▶ **Problem details**: Copy the material below verbatim, beginning at the line that contains "- superscript-2: 2: [157, 841, 164, 855]" and ending after the line that contains "- citation-pearson[interactable]: Pearson".

______________________________

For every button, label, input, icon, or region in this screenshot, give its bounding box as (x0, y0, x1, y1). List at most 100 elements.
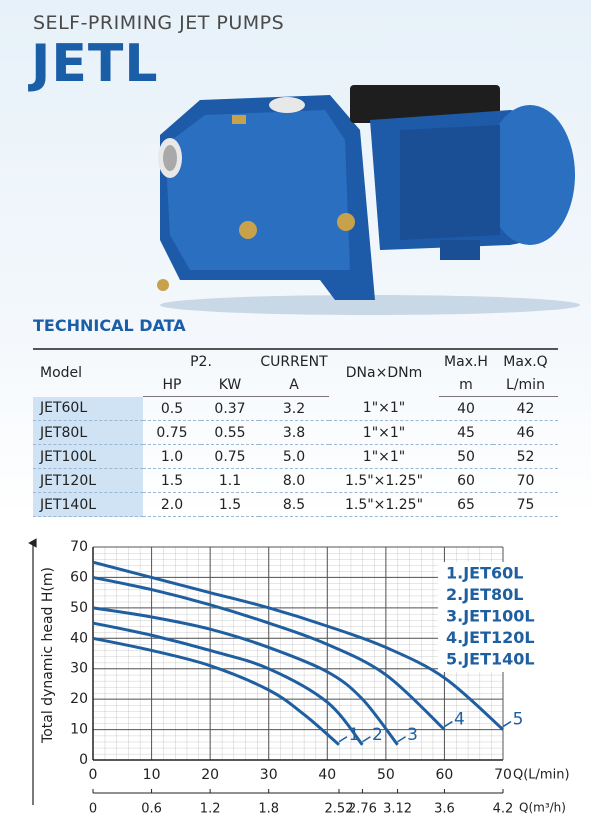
data-cell: 5.0 (259, 444, 329, 469)
curve-leader (362, 736, 371, 743)
legend-entry: 1.JET60L (446, 564, 523, 583)
x-tick-label: 40 (318, 767, 336, 783)
data-cell: 0.75 (143, 420, 201, 445)
data-cell: 1"×1" (329, 420, 439, 445)
header-cell: DNa×DNm (345, 365, 423, 382)
data-cell: 42 (493, 396, 558, 421)
pump-curve (92, 560, 504, 731)
data-cell: 3.8 (259, 420, 329, 445)
model-cell: JET60L (33, 396, 143, 421)
x2-tick-label: 2.76 (348, 802, 377, 817)
x2-tick-label: 1.2 (200, 802, 221, 817)
data-cell: 45 (439, 420, 493, 445)
header-cell: Max.Q (503, 353, 548, 370)
data-cell: 40 (439, 396, 493, 421)
y-tick-label: 30 (70, 661, 88, 677)
data-cell: 1"×1" (329, 444, 439, 469)
curve-label: 3 (407, 725, 418, 745)
y-axis-label: Total dynamic head H(m) (40, 567, 56, 744)
model-cell: JET80L (33, 420, 143, 445)
pump-curve (92, 606, 399, 746)
header-cell: Model (40, 365, 83, 382)
x2-tick-label: 1.8 (258, 802, 279, 817)
data-cell: 70 (493, 468, 558, 493)
pump-curve (92, 636, 340, 746)
data-cell: 52 (493, 444, 558, 469)
data-cell: 1"×1" (329, 396, 439, 421)
header-cell: m (439, 373, 493, 397)
pump-image (157, 85, 580, 315)
data-cell: 0.5 (143, 396, 201, 421)
data-cell: 0.37 (201, 396, 259, 421)
x2-tick-label: 2.52 (325, 802, 354, 817)
header-cell: P2. (190, 353, 212, 370)
x-tick-label: 10 (143, 767, 161, 783)
x-axis-label: Q(L/min) (513, 768, 570, 783)
legend-entry: 2.JET80L (446, 585, 523, 604)
data-row: JET80L 0.75 0.55 3.8 1"×1" 45 46 (33, 420, 558, 445)
model-cell: JET100L (33, 444, 143, 469)
x-tick-label: 0 (89, 767, 98, 783)
pump-curve (92, 621, 364, 746)
subtitle: SELF-PRIMING JET PUMPS (33, 12, 285, 34)
data-row: JET100L 1.0 0.75 5.0 1"×1" 50 52 (33, 444, 558, 469)
legend-entry: 5.JET140L (446, 650, 535, 669)
y-tick-label: 0 (79, 752, 88, 768)
chart: Total dynamic head H(m) Q(L/min) Q(m³/h)… (28, 538, 570, 817)
header-cell: Max.H (444, 353, 488, 370)
curve-label: 4 (454, 710, 465, 730)
curve-label: 5 (513, 710, 524, 730)
x-tick-label: 50 (377, 767, 395, 783)
y-tick-label: 60 (70, 569, 88, 585)
data-cell: 60 (439, 468, 493, 493)
y-tick-label: 50 (70, 600, 88, 616)
data-cell: 1.5"×1.25" (329, 468, 439, 493)
data-cell: 1.1 (201, 468, 259, 493)
data-cell: 0.75 (201, 444, 259, 469)
header-cell: KW (201, 373, 259, 397)
curve-leader (338, 736, 348, 743)
data-cell: 8.0 (259, 468, 329, 493)
x-tick-label: 60 (436, 767, 454, 783)
x2-tick-label: 4.2 (493, 802, 514, 817)
data-cell: 1.0 (143, 444, 201, 469)
curve-leader (397, 736, 406, 743)
legend-box (438, 562, 540, 672)
data-cell: 75 (493, 492, 558, 517)
data-cell: 50 (439, 444, 493, 469)
data-row: JET60L 0.5 0.37 3.2 1"×1" 40 42 (33, 396, 558, 421)
pump-curve (92, 575, 446, 731)
header-cell: A (259, 373, 329, 397)
data-cell: 2.0 (143, 492, 201, 517)
y-tick-label: 70 (70, 539, 88, 555)
header-cell: HP (143, 373, 201, 397)
data-cell: 0.55 (201, 420, 259, 445)
x-tick-label: 70 (494, 767, 512, 783)
model-cell: JET120L (33, 468, 143, 493)
x2-axis-label: Q(m³/h) (519, 801, 566, 815)
legend-entry: 4.JET120L (446, 628, 535, 647)
x-tick-label: 30 (260, 767, 278, 783)
section-heading: TECHNICAL DATA (33, 316, 186, 335)
data-cell: 3.2 (259, 396, 329, 421)
legend-entry: 3.JET100L (446, 607, 535, 626)
data-cell: 8.5 (259, 492, 329, 517)
curve-label: 2 (372, 725, 383, 745)
y-tick-label: 40 (70, 630, 88, 646)
model-cell: JET140L (33, 492, 143, 517)
curve-leader (502, 720, 512, 728)
data-cell: 46 (493, 420, 558, 445)
curve-leader (444, 720, 453, 728)
header-cell: L/min (493, 373, 558, 397)
x2-tick-label: 0.6 (141, 802, 162, 817)
data-cell: 1.5"×1.25" (329, 492, 439, 517)
x2-tick-label: 0 (89, 802, 97, 817)
title: JETL (31, 34, 159, 94)
x2-tick-label: 3.12 (383, 802, 412, 817)
header-cell: CURRENT (260, 353, 328, 370)
x2-tick-label: 3.6 (434, 802, 455, 817)
data-cell: 1.5 (143, 468, 201, 493)
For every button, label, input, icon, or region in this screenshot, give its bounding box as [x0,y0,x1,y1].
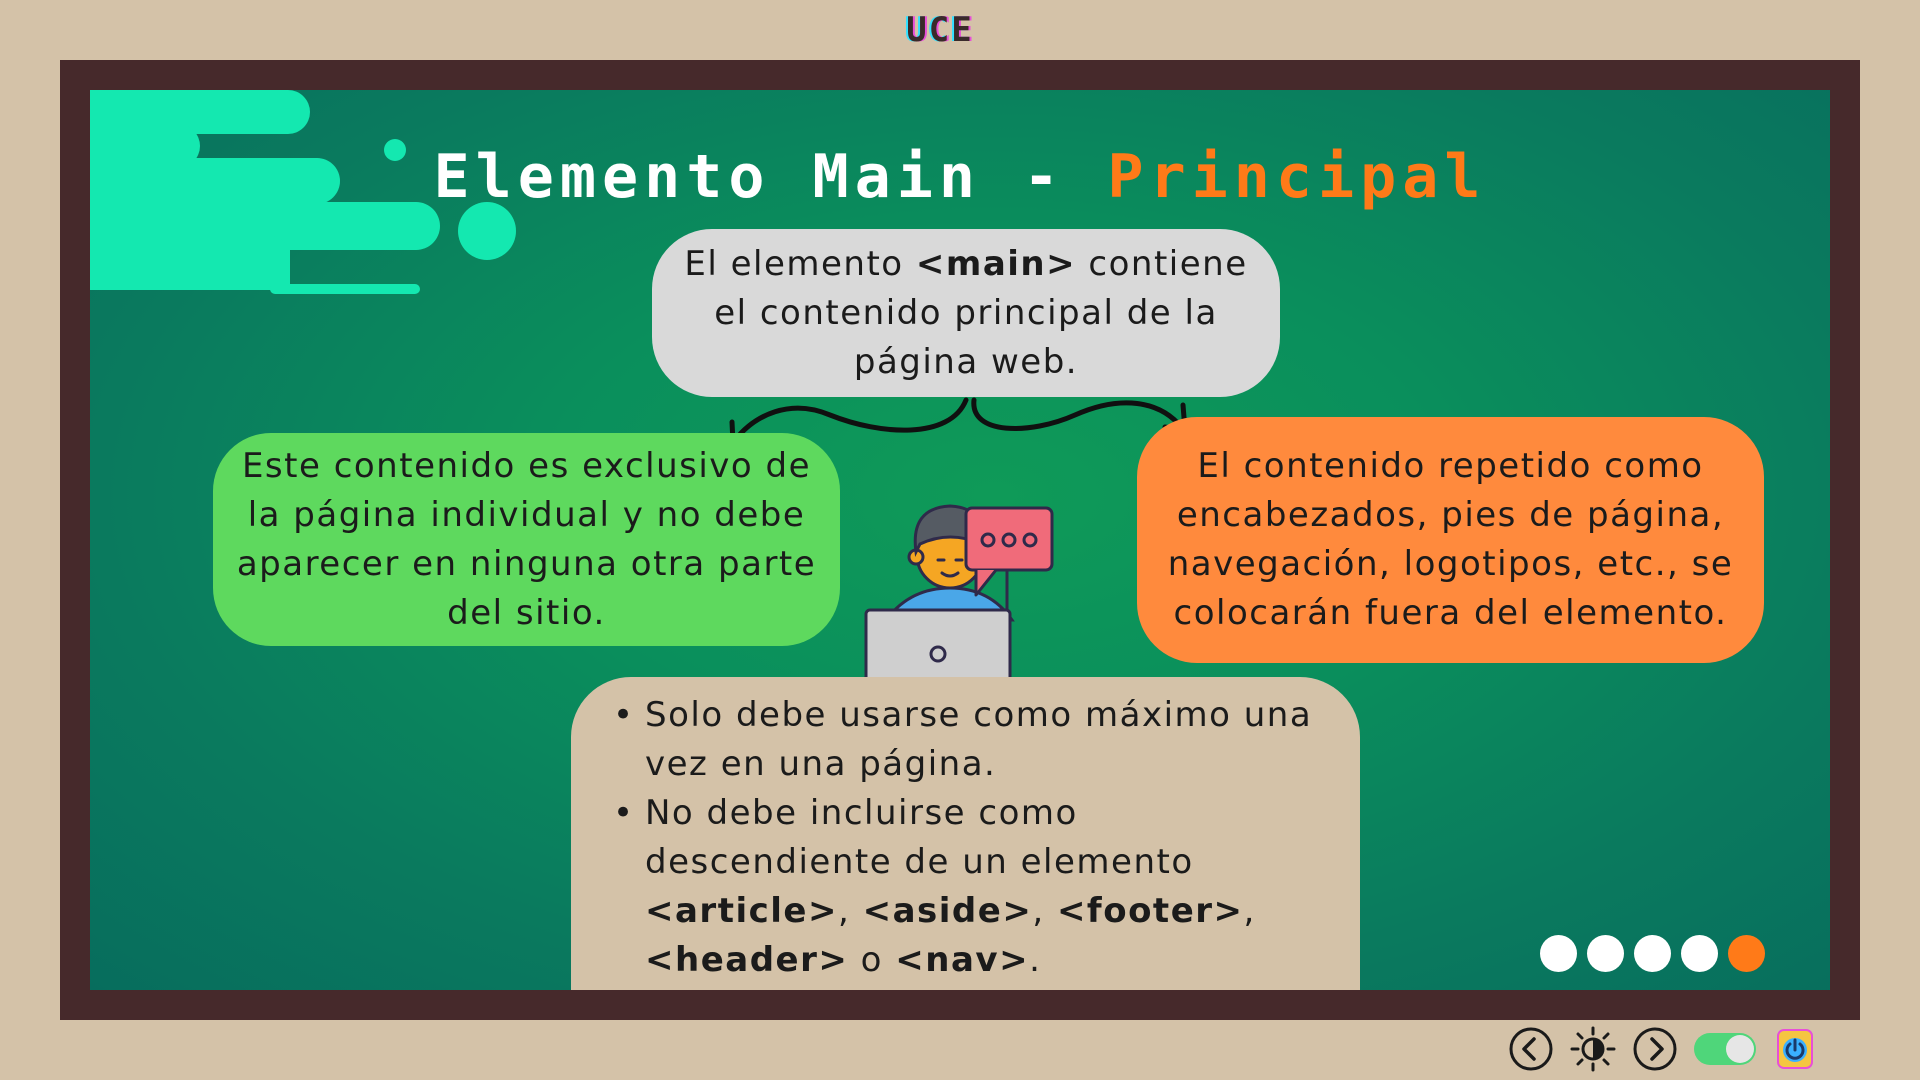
slide-board: Elemento Main - Principal El elemento <m… [90,90,1830,990]
slide-title: Elemento Main - Principal [90,142,1830,212]
repeated-content-bubble: El contenido repetido como encabezados, … [1137,417,1764,663]
pagination-dot-current[interactable] [1728,935,1765,972]
exclusive-content-bubble: Este contenido es exclusivo de la página… [213,433,840,646]
pagination-dot[interactable] [1634,935,1671,972]
power-icon [1777,1029,1813,1069]
chevron-right-icon [1633,1027,1677,1071]
title-main: Elemento Main - [433,142,1108,212]
list-item: No debe incluirse como descendiente de u… [613,789,1330,985]
mode-toggle[interactable] [1694,1033,1756,1065]
next-slide-button[interactable] [1632,1026,1678,1072]
main-definition-text: El elemento <main> contiene el contenido… [684,243,1248,382]
prev-slide-button[interactable] [1508,1026,1554,1072]
slide-pagination [1540,935,1765,972]
power-button[interactable] [1772,1026,1818,1072]
slide-controls [1508,1026,1818,1072]
toggle-knob [1726,1035,1754,1063]
theme-button[interactable] [1570,1026,1616,1072]
main-definition-bubble: El elemento <main> contiene el contenido… [652,229,1280,397]
pagination-dot[interactable] [1587,935,1624,972]
decorative-stripes [90,90,516,294]
usage-rules-bubble: Solo debe usarse como máximo una vez en … [571,677,1360,990]
pagination-dot[interactable] [1681,935,1718,972]
brightness-icon [1570,1026,1616,1072]
developer-illustration-icon [853,504,1054,710]
exclusive-content-text: Este contenido es exclusivo de la página… [236,445,817,633]
title-accent: Principal [1107,142,1487,212]
pagination-dot[interactable] [1540,935,1577,972]
repeated-content-text: El contenido repetido como encabezados, … [1167,446,1734,633]
chevron-left-icon [1509,1027,1553,1071]
usage-rules-list: Solo debe usarse como máximo una vez en … [613,691,1330,985]
uce-logo: UCE [906,10,974,50]
list-item: Solo debe usarse como máximo una vez en … [613,691,1330,789]
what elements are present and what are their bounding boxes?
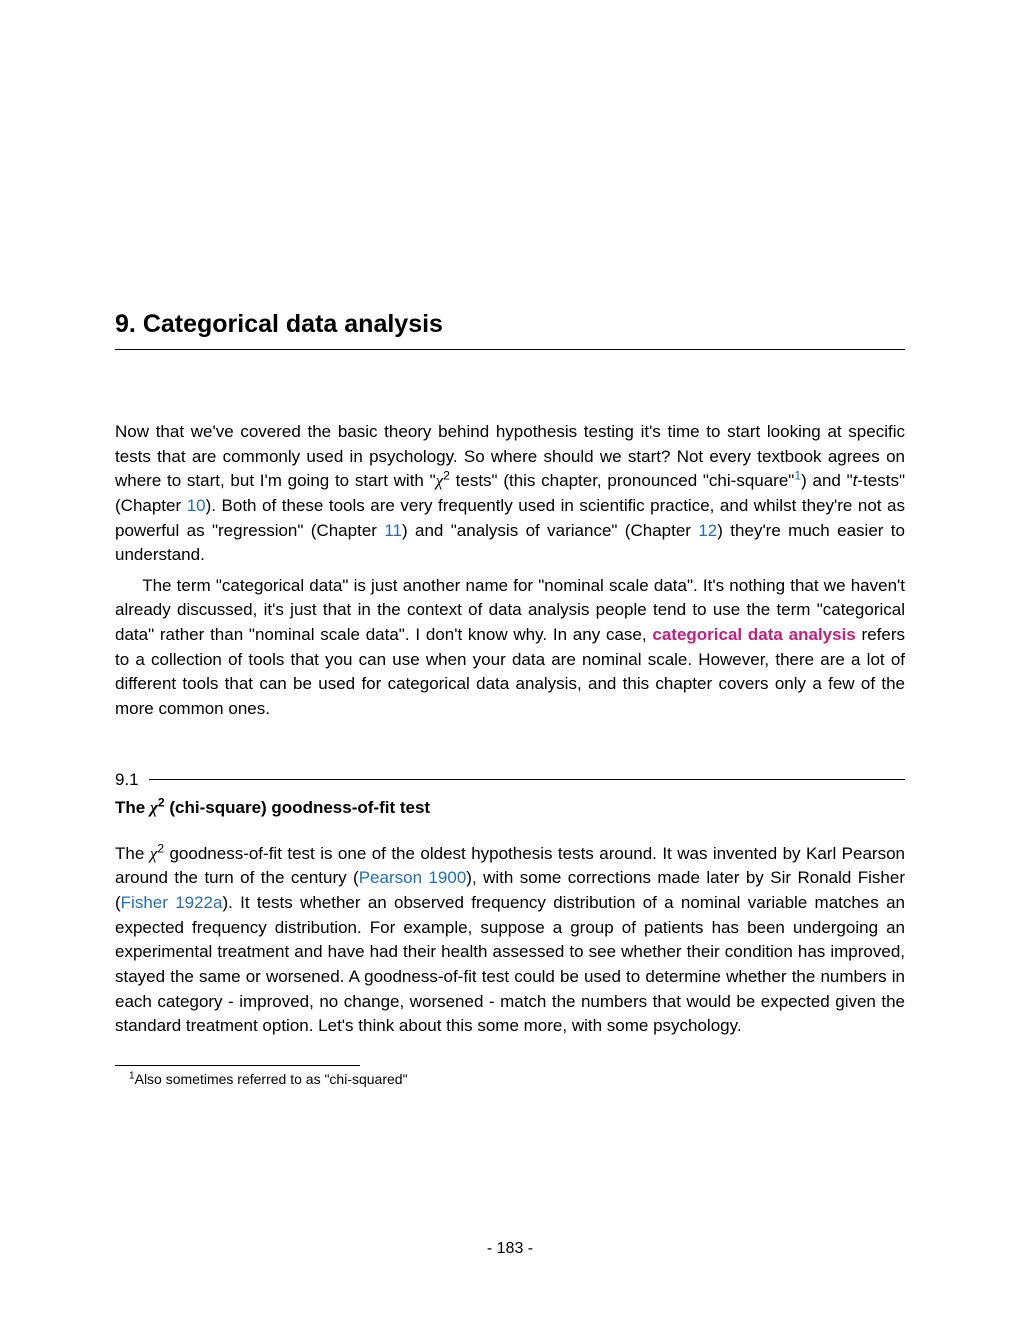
- superscript-2: 2: [157, 841, 164, 855]
- section-number-row: 9.1: [115, 770, 905, 790]
- footnote-rule: [115, 1065, 360, 1066]
- keyword-categorical-data-analysis: categorical data analysis: [652, 625, 855, 644]
- text: The: [115, 798, 150, 817]
- page-number: - 183 -: [0, 1240, 1020, 1258]
- section-9-1: 9.1 The χ2 (chi-square) goodness-of-fit …: [115, 770, 905, 1039]
- superscript-2: 2: [158, 795, 165, 809]
- chapter-link-10[interactable]: 10: [187, 496, 206, 515]
- chapter-link-12[interactable]: 12: [698, 521, 717, 540]
- text: tests" (this chapter, pronounced "chi-sq…: [450, 471, 794, 490]
- citation-fisher[interactable]: Fisher 1922a: [121, 893, 223, 912]
- citation-pearson[interactable]: Pearson 1900: [359, 868, 467, 887]
- chapter-link-11[interactable]: 11: [384, 521, 402, 540]
- page-container: 9. Categorical data analysis Now that we…: [0, 0, 1020, 1320]
- section-title: The χ2 (chi-square) goodness-of-fit test: [115, 798, 905, 818]
- section-number: 9.1: [115, 770, 139, 790]
- chapter-rule: [115, 349, 905, 350]
- text: (chi-square) goodness-of-fit test: [165, 798, 430, 817]
- chi-symbol: χ: [150, 798, 158, 817]
- chapter-title-text: Categorical data analysis: [143, 310, 443, 338]
- footnote-text: Also sometimes referred to as "chi-squar…: [135, 1071, 408, 1087]
- chapter-title: 9. Categorical data analysis: [115, 310, 905, 339]
- text: ) and ": [801, 471, 853, 490]
- intro-paragraph-2: The term "categorical data" is just anot…: [115, 574, 905, 722]
- chapter-number: 9.: [115, 310, 136, 338]
- section-paragraph-1: The χ2 goodness-of-fit test is one of th…: [115, 842, 905, 1039]
- section-rule: [149, 779, 905, 780]
- intro-paragraph-1: Now that we've covered the basic theory …: [115, 420, 905, 568]
- text: The: [115, 844, 150, 863]
- text: ) and "analysis of variance" (Chapter: [402, 521, 698, 540]
- superscript-2: 2: [443, 469, 450, 483]
- text: ). It tests whether an observed frequenc…: [115, 893, 905, 1035]
- chi-symbol: χ: [436, 471, 443, 490]
- footnote-1: 1Also sometimes referred to as "chi-squa…: [115, 1070, 905, 1089]
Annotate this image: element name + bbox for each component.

______________________________

▶ **Finished answer**:
- superscript-2: 2: [157, 841, 164, 855]
- section-number-row: 9.1: [115, 770, 905, 790]
- footnote-rule: [115, 1065, 360, 1066]
- keyword-categorical-data-analysis: categorical data analysis: [652, 625, 855, 644]
- text: The: [115, 798, 150, 817]
- page-number: - 183 -: [0, 1240, 1020, 1258]
- section-9-1: 9.1 The χ2 (chi-square) goodness-of-fit …: [115, 770, 905, 1039]
- superscript-2: 2: [158, 795, 165, 809]
- chapter-link-10[interactable]: 10: [187, 496, 206, 515]
- chapter-link-12[interactable]: 12: [698, 521, 717, 540]
- text: tests" (this chapter, pronounced "chi-sq…: [450, 471, 794, 490]
- citation-fisher[interactable]: Fisher 1922a: [121, 893, 223, 912]
- citation-pearson[interactable]: Pearson 1900: [359, 868, 467, 887]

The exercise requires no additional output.